Each entry below should be returned exactly as is, with the pictures removed.

Saved entries
————

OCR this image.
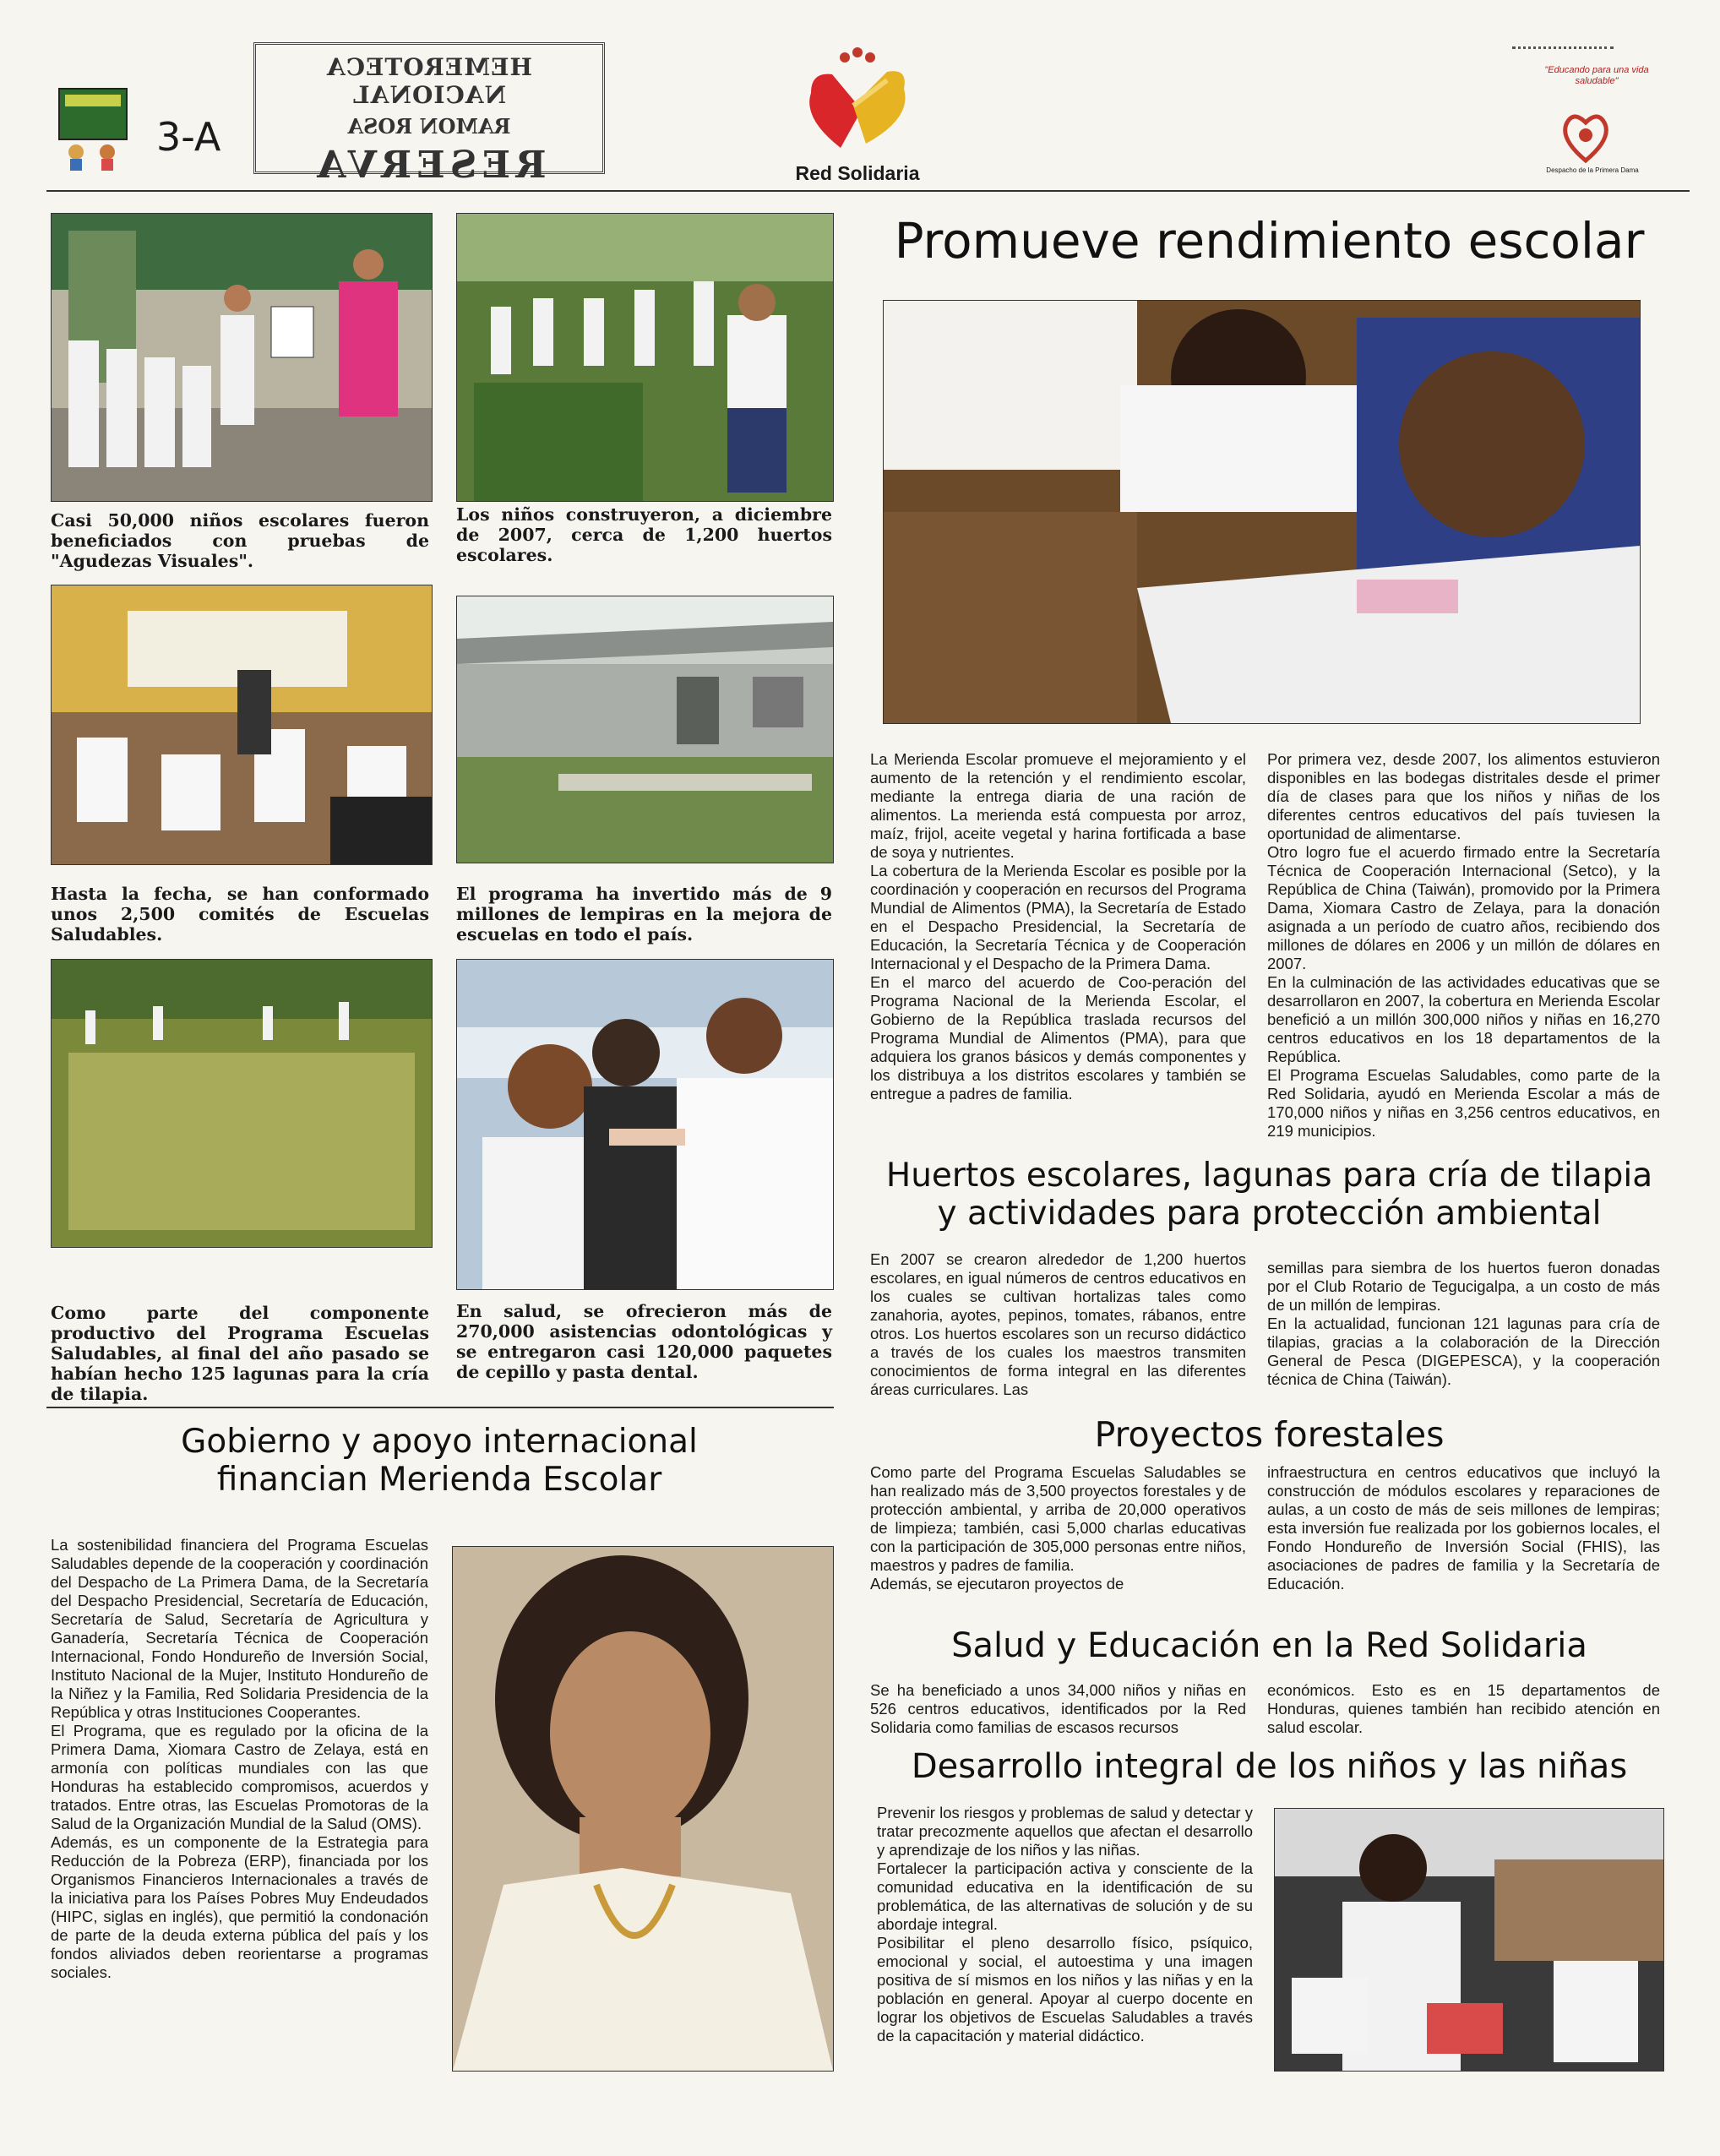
3-A
HEMEROTECA NACIONAL
RAMON ROSA
RESERVA	Red Solidaria
"Educando para una vida saludable"
Despacho de la Primera Dama
Casi 50,000 niños escolares fueron beneficiados con pruebas de "Agudezas Visuales".
Los niños construyeron, a diciembre de 2007, cerca de 1,200 huertos escolares.
Hasta la fecha, se han conformado unos 2,500 comités de Escuelas Saludables.
El programa ha invertido más de 9 millones de lempiras en la mejora de escuelas en todo el país.
Como parte del componente productivo del Programa Escuelas Saludables, al final del año pasado se habían hecho 125 lagunas para la cría de tilapia.
En salud, se ofrecieron más de 270,000 asistencias odontológicas y se entregaron casi 120,000 paquetes de cepillo y pasta dental.
Promueve rendimiento escolar

La Merienda Escolar promueve el mejoramiento y el aumento de la retención y el rendimiento escolar, mediante la entrega diaria de una ración de alimentos. La merienda está compuesta por arroz, maíz, frijol, aceite vegetal y harina fortificada a base de soya y nutrientes.

La cobertura de la Merienda Escolar es posible por la coordinación y cooperación en recursos del Programa Mundial de Alimentos (PMA), la Secretaría de Estado en el Despacho Presidencial, la Secretaría de Educación, la Secretaría Técnica y de Cooperación Internacional y el Despacho de la Primera Dama.

En el marco del acuerdo de Coo-peración del Programa Nacional de la Merienda Escolar, el Gobierno de la República traslada recursos del Programa Mundial de Alimentos (PMA), para que adquiera los granos básicos y demás componentes y los distribuya a los distritos escolares y también se entregue a padres de familia.

Por primera vez, desde 2007, los alimentos estuvieron disponibles en las bodegas distritales desde el primer día de clases para que los niños y niñas de los diferentes centros educativos del país tuviesen la oportunidad de alimentarse.

Otro logro fue el acuerdo firmado entre la Secretaría Técnica de Cooperación Internacional (Setco), y la República de China (Taiwán), promovido por la Primera Dama, Xiomara Castro de Zelaya, para la donación asignada a un período de cuatro años, recibiendo dos millones de dólares en 2006 y un millón de dólares en 2007.

En la culminación de las actividades educativas que se desarrollaron en 2007, la cobertura en Merienda Escolar benefició a un millón 300,000 niños y niñas en 16,270 centros educativos en los 18 departamentos de la República.

El Programa Escuelas Saludables, como parte de la Red Solidaria, ayudó en Merienda Escolar a más de 170,000 niños y niñas en 3,256 centros educativos, en 219 municipios.

Huertos escolares, lagunas para cría de tilapia
y actividades para protección ambiental

En 2007 se crearon alrededor de 1,200 huertos escolares, en igual números de centros educativos en los cuales se cultivan hortalizas tales como zanahoria, ayotes, pepinos, tomates, rábanos, entre otros. Los huertos escolares son un recurso didáctico a través de los cuales los maestros transmiten conocimientos de forma integral en las diferentes áreas curriculares. Las

semillas para siembra de los huertos fueron donadas por el Club Rotario de Tegucigalpa, a un costo de más de un millón de lempiras.

En la actualidad, funcionan 121 lagunas para cría de tilapias, gracias a la colaboración de la Dirección General de Pesca (DIGEPESCA), y la cooperación técnica de China (Taiwán).

Proyectos forestales

Como parte del Programa Escuelas Saludables se han realizado más de 3,500 proyectos forestales y de protección ambiental, y arriba de 20,000 operativos de limpieza; también, casi 5,000 charlas educativas con la participación de 305,000 personas entre niños, maestros y padres de familia.

Además, se ejecutaron proyectos de

infraestructura en centros educativos que incluyó la construcción de módulos escolares y reparaciones de aulas, a un costo de más de seis millones de lempiras; esta inversión fue realizada por los gobiernos locales, el Fondo Hondureño de Inversión Social (FHIS), las asociaciones de padres de familia y la Secretaría de Educación.

Salud y Educación en la Red Solidaria

Se ha beneficiado a unos 34,000 niños y niñas en 526 centros educativos, identificados por la Red Solidaria como familias de escasos recursos

económicos. Esto es en 15 departamentos de Honduras, quienes también han recibido atención en salud escolar.

Desarrollo integral de los niños y las niñas

Prevenir los riesgos y problemas de salud y detectar y tratar precozmente aquellos que afectan el desarrollo y aprendizaje de los niños y las niñas.

Fortalecer la participación activa y consciente de la comunidad educativa en la identificación de su problemática, de las alternativas de solución y de su abordaje integral.

Posibilitar el pleno desarrollo físico, psíquico, emocional y social, el autoestima y una imagen positiva de sí mismos en los niños y las niñas y en la población en general. Apoyar al cuerpo docente en lograr los objetivos de Escuelas Saludables a través de la capacitación y material didáctico.

Gobierno y apoyo internacional
financian Merienda Escolar

La sostenibilidad financiera del Programa Escuelas Saludables depende de la cooperación y coordinación del Despacho de La Primera Dama, de la Secretaría del Despacho Presidencial, Secretaría de Educación, Secretaría de Salud, Secretaría de Agricultura y Ganadería, Secretaría Técnica de Cooperación Internacional, Fondo Hondureño de Inversión Social, Instituto Nacional de la Mujer, Instituto Hondureño de la Niñez y la Familia, Red Solidaria Presidencia de la República y otras Instituciones Cooperantes.

El Programa, que es regulado por la oficina de la Primera Dama, Xiomara Castro de Zelaya, está en armonía con políticas mundiales con las que Honduras ha establecido compromisos, acuerdos y tratados. Entre otras, las Escuelas Promotoras de la Salud de la Organización Mundial de la Salud (OMS).

Además, es un componente de la Estrategia para Reducción de la Pobreza (ERP), financiada por los Organismos Financieros Internacionales a través de la iniciativa para los Países Pobres Muy Endeudados (HIPC, siglas en inglés), que permitió la condonación de parte de la deuda externa pública del país y los fondos aliviados deben reorientarse a programas sociales.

————

* **Correct result**
OCR this image.
3-A
HEMEROTECA NACIONAL
RAMON ROSA
RESERVA	Red Solidaria
"Educando para una vida saludable"
Despacho de la Primera Dama
Casi 50,000 niños escolares fueron beneficiados con pruebas de "Agudezas Visuales".
Los niños construyeron, a diciembre de 2007, cerca de 1,200 huertos escolares.
Hasta la fecha, se han conformado unos 2,500 comités de Escuelas Saludables.
El programa ha invertido más de 9 millones de lempiras en la mejora de escuelas en todo el país.
Como parte del componente productivo del Programa Escuelas Saludables, al final del año pasado se habían hecho 125 lagunas para la cría de tilapia.
En salud, se ofrecieron más de 270,000 asistencias odontológicas y se entregaron casi 120,000 paquetes de cepillo y pasta dental.
Promueve rendimiento escolar

La Merienda Escolar promueve el mejoramiento y el aumento de la retención y el rendimiento escolar, mediante la entrega diaria de una ración de alimentos. La merienda está compuesta por arroz, maíz, frijol, aceite vegetal y harina fortificada a base de soya y nutrientes.

La cobertura de la Merienda Escolar es posible por la coordinación y cooperación en recursos del Programa Mundial de Alimentos (PMA), la Secretaría de Estado en el Despacho Presidencial, la Secretaría de Educación, la Secretaría Técnica y de Cooperación Internacional y el Despacho de la Primera Dama.

En el marco del acuerdo de Coo-peración del Programa Nacional de la Merienda Escolar, el Gobierno de la República traslada recursos del Programa Mundial de Alimentos (PMA), para que adquiera los granos básicos y demás componentes y los distribuya a los distritos escolares y también se entregue a padres de familia.

Por primera vez, desde 2007, los alimentos estuvieron disponibles en las bodegas distritales desde el primer día de clases para que los niños y niñas de los diferentes centros educativos del país tuviesen la oportunidad de alimentarse.

Otro logro fue el acuerdo firmado entre la Secretaría Técnica de Cooperación Internacional (Setco), y la República de China (Taiwán), promovido por la Primera Dama, Xiomara Castro de Zelaya, para la donación asignada a un período de cuatro años, recibiendo dos millones de dólares en 2006 y un millón de dólares en 2007.

En la culminación de las actividades educativas que se desarrollaron en 2007, la cobertura en Merienda Escolar benefició a un millón 300,000 niños y niñas en 16,270 centros educativos en los 18 departamentos de la República.

El Programa Escuelas Saludables, como parte de la Red Solidaria, ayudó en Merienda Escolar a más de 170,000 niños y niñas en 3,256 centros educativos, en 219 municipios.

Huertos escolares, lagunas para cría de tilapia
y actividades para protección ambiental

En 2007 se crearon alrededor de 1,200 huertos escolares, en igual números de centros educativos en los cuales se cultivan hortalizas tales como zanahoria, ayotes, pepinos, tomates, rábanos, entre otros. Los huertos escolares son un recurso didáctico a través de los cuales los maestros transmiten conocimientos de forma integral en las diferentes áreas curriculares. Las

semillas para siembra de los huertos fueron donadas por el Club Rotario de Tegucigalpa, a un costo de más de un millón de lempiras.

En la actualidad, funcionan 121 lagunas para cría de tilapias, gracias a la colaboración de la Dirección General de Pesca (DIGEPESCA), y la cooperación técnica de China (Taiwán).

Proyectos forestales

Como parte del Programa Escuelas Saludables se han realizado más de 3,500 proyectos forestales y de protección ambiental, y arriba de 20,000 operativos de limpieza; también, casi 5,000 charlas educativas con la participación de 305,000 personas entre niños, maestros y padres de familia.

Además, se ejecutaron proyectos de

infraestructura en centros educativos que incluyó la construcción de módulos escolares y reparaciones de aulas, a un costo de más de seis millones de lempiras; esta inversión fue realizada por los gobiernos locales, el Fondo Hondureño de Inversión Social (FHIS), las asociaciones de padres de familia y la Secretaría de Educación.

Salud y Educación en la Red Solidaria

Se ha beneficiado a unos 34,000 niños y niñas en 526 centros educativos, identificados por la Red Solidaria como familias de escasos recursos

económicos. Esto es en 15 departamentos de Honduras, quienes también han recibido atención en salud escolar.

Desarrollo integral de los niños y las niñas

Prevenir los riesgos y problemas de salud y detectar y tratar precozmente aquellos que afectan el desarrollo y aprendizaje de los niños y las niñas.

Fortalecer la participación activa y consciente de la comunidad educativa en la identificación de su problemática, de las alternativas de solución y de su abordaje integral.

Posibilitar el pleno desarrollo físico, psíquico, emocional y social, el autoestima y una imagen positiva de sí mismos en los niños y las niñas y en la población en general. Apoyar al cuerpo docente en lograr los objetivos de Escuelas Saludables a través de la capacitación y material didáctico.

Gobierno y apoyo internacional
financian Merienda Escolar

La sostenibilidad financiera del Programa Escuelas Saludables depende de la cooperación y coordinación del Despacho de La Primera Dama, de la Secretaría del Despacho Presidencial, Secretaría de Educación, Secretaría de Salud, Secretaría de Agricultura y Ganadería, Secretaría Técnica de Cooperación Internacional, Fondo Hondureño de Inversión Social, Instituto Nacional de la Mujer, Instituto Hondureño de la Niñez y la Familia, Red Solidaria Presidencia de la República y otras Instituciones Cooperantes.

El Programa, que es regulado por la oficina de la Primera Dama, Xiomara Castro de Zelaya, está en armonía con políticas mundiales con las que Honduras ha establecido compromisos, acuerdos y tratados. Entre otras, las Escuelas Promotoras de la Salud de la Organización Mundial de la Salud (OMS).

Además, es un componente de la Estrategia para Reducción de la Pobreza (ERP), financiada por los Organismos Financieros Internacionales a través de la iniciativa para los Países Pobres Muy Endeudados (HIPC, siglas en inglés), que permitió la condonación de parte de la deuda externa pública del país y los fondos aliviados deben reorientarse a programas sociales.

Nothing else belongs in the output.